• [TASK OBJECTIVE] Images must not appear in your copy; reproduce every other part of the records exactly.

··· DATASET RECORDS

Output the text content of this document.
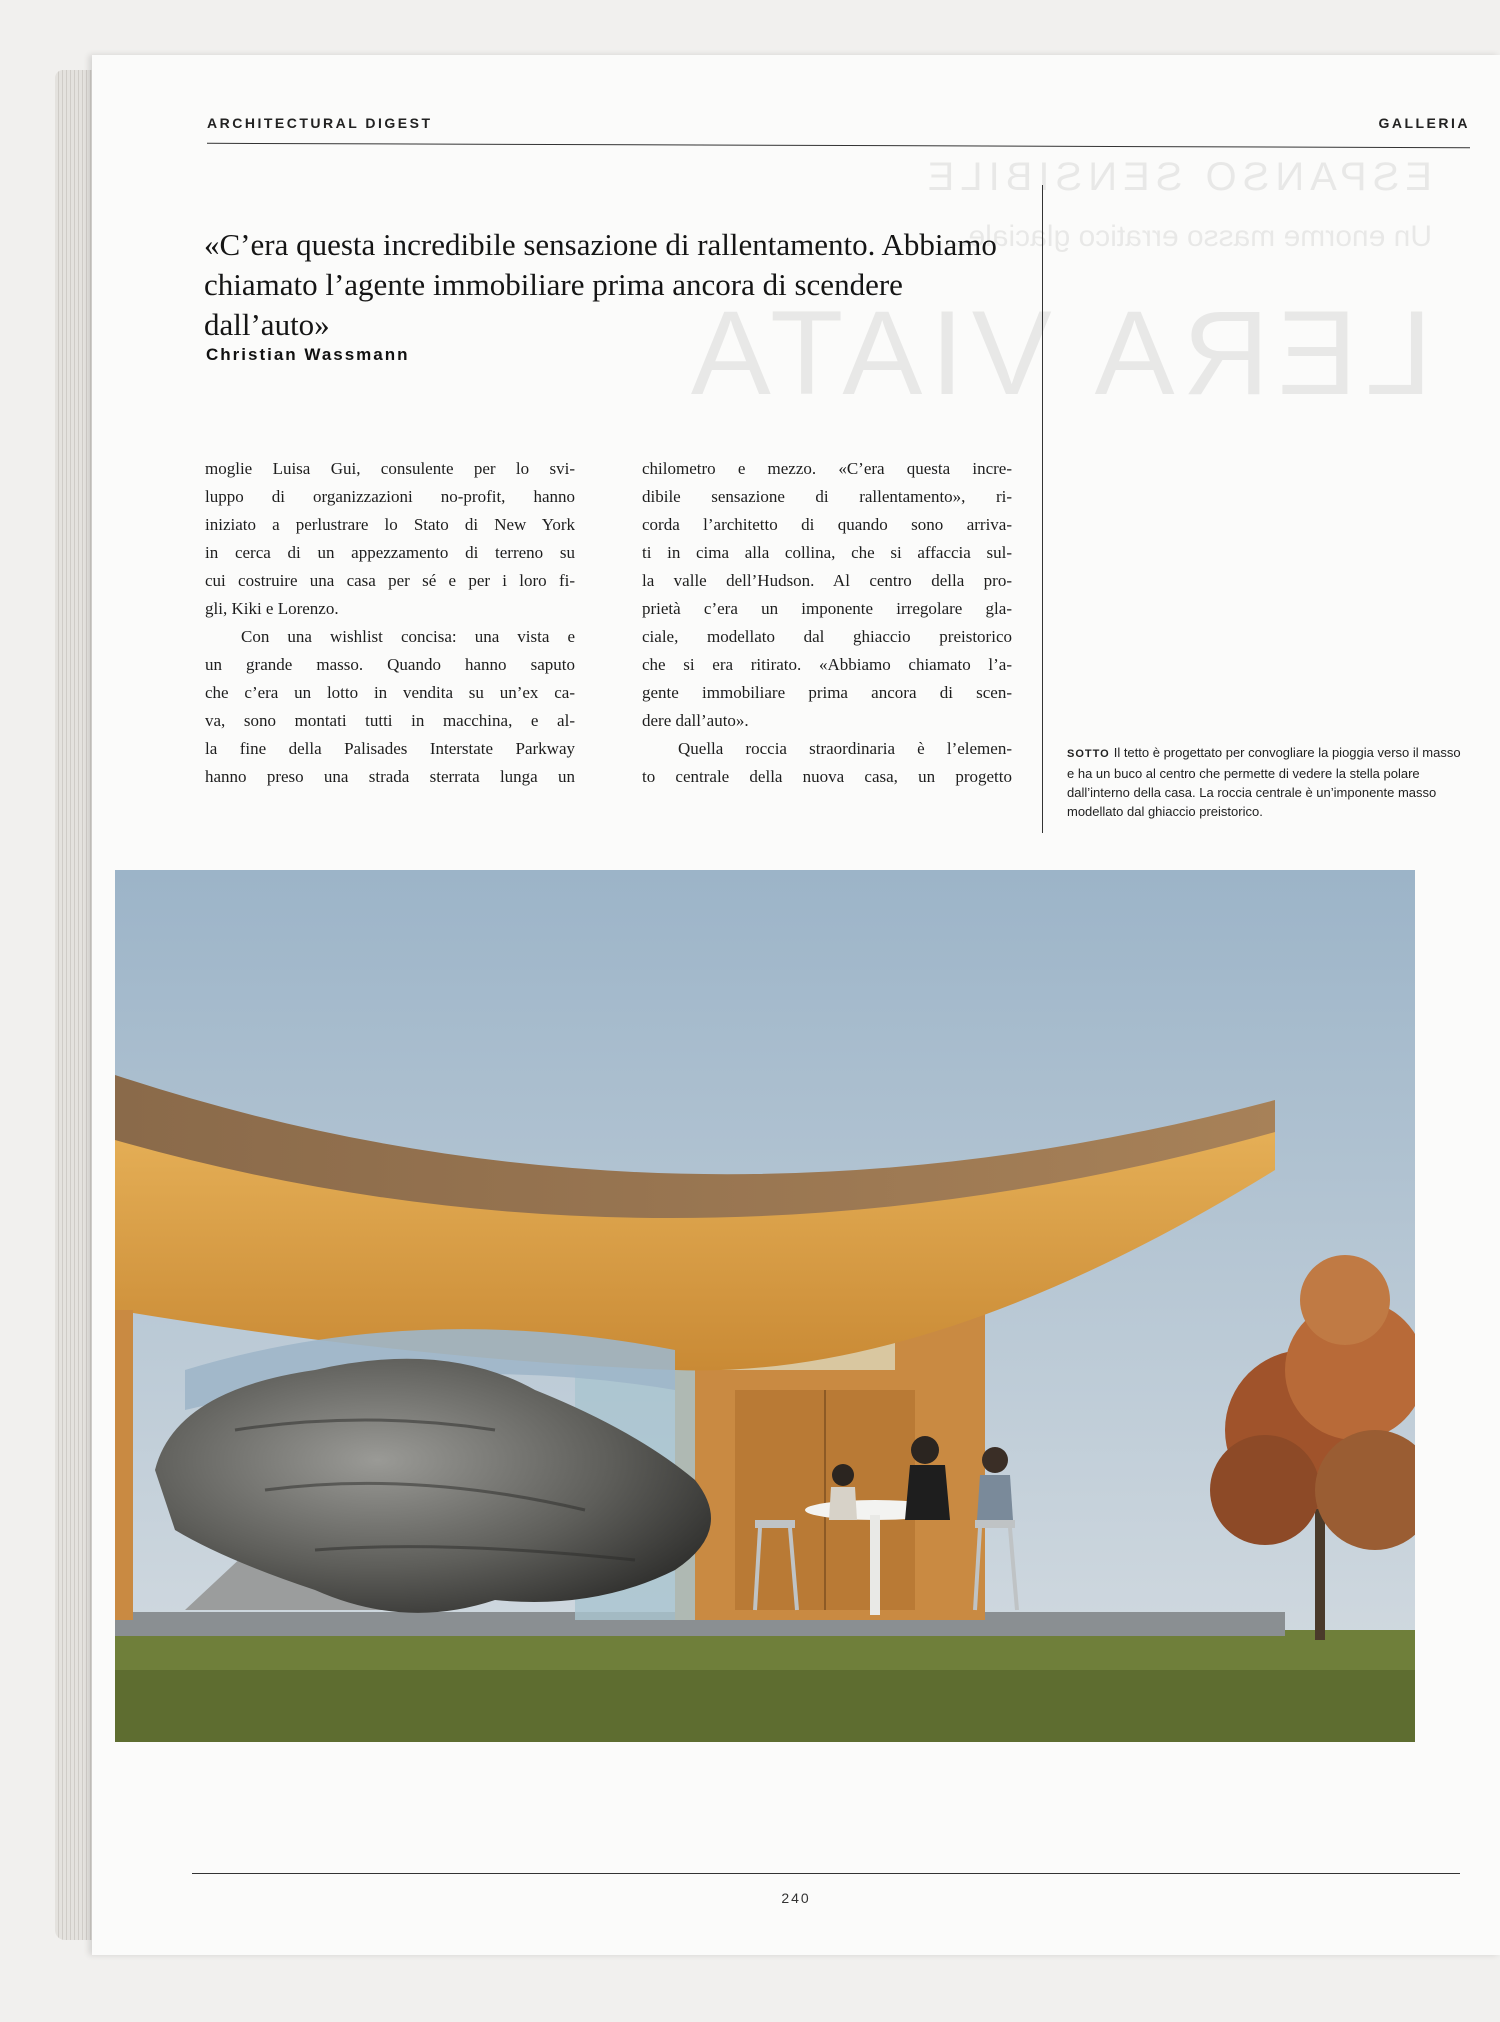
ESPANSO SENSIBILE
Un enorme masso erratico glaciale...
LERA VIATA
ARCHITECTURAL DIGEST	GALLERIA
«C’era questa incredibile sensazione di rallentamento. Abbiamo chiamato l’agente immobiliare prima ancora di scendere dall’auto»
Christian Wassmann
moglie Luisa Gui, consulente per lo svi-
luppo di organizzazioni no-profit, hanno
iniziato a perlustrare lo Stato di New York
in cerca di un appezzamento di terreno su
cui costruire una casa per sé e per i loro fi-
gli, Kiki e Lorenzo.
Con una wishlist concisa: una vista e
un grande masso. Quando hanno saputo
che c’era un lotto in vendita su un’ex ca-
va, sono montati tutti in macchina, e al-
la fine della Palisades Interstate Parkway
hanno preso una strada sterrata lunga un
chilometro e mezzo. «C’era questa incre-
dibile sensazione di rallentamento», ri-
corda l’architetto di quando sono arriva-
ti in cima alla collina, che si affaccia sul-
la valle dell’Hudson. Al centro della pro-
prietà c’era un imponente irregolare gla-
ciale, modellato dal ghiaccio preistorico
che si era ritirato. «Abbiamo chiamato l’a-
gente immobiliare prima ancora di scen-
dere dall’auto».
Quella roccia straordinaria è l’elemen-
to centrale della nuova casa, un progetto
SOTTO Il tetto è progettato per convogliare la pioggia verso il masso e ha un buco al centro che permette di vedere la stella polare dall’interno della casa. La roccia centrale è un’imponente masso modellato dal ghiaccio preistorico.
240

······

• [RESULT OF THIS EXERCISE]
Output the text content of this document.
ESPANSO SENSIBILE
Un enorme masso erratico glaciale...
LERA VIATA
ARCHITECTURAL DIGEST	GALLERIA
«C’era questa incredibile sensazione di rallentamento. Abbiamo chiamato l’agente immobiliare prima ancora di scendere dall’auto»
Christian Wassmann
moglie Luisa Gui, consulente per lo svi-
luppo di organizzazioni no-profit, hanno
iniziato a perlustrare lo Stato di New York
in cerca di un appezzamento di terreno su
cui costruire una casa per sé e per i loro fi-
gli, Kiki e Lorenzo.
Con una wishlist concisa: una vista e
un grande masso. Quando hanno saputo
che c’era un lotto in vendita su un’ex ca-
va, sono montati tutti in macchina, e al-
la fine della Palisades Interstate Parkway
hanno preso una strada sterrata lunga un
chilometro e mezzo. «C’era questa incre-
dibile sensazione di rallentamento», ri-
corda l’architetto di quando sono arriva-
ti in cima alla collina, che si affaccia sul-
la valle dell’Hudson. Al centro della pro-
prietà c’era un imponente irregolare gla-
ciale, modellato dal ghiaccio preistorico
che si era ritirato. «Abbiamo chiamato l’a-
gente immobiliare prima ancora di scen-
dere dall’auto».
Quella roccia straordinaria è l’elemen-
to centrale della nuova casa, un progetto
SOTTO Il tetto è progettato per convogliare la pioggia verso il masso e ha un buco al centro che permette di vedere la stella polare dall’interno della casa. La roccia centrale è un’imponente masso modellato dal ghiaccio preistorico.
240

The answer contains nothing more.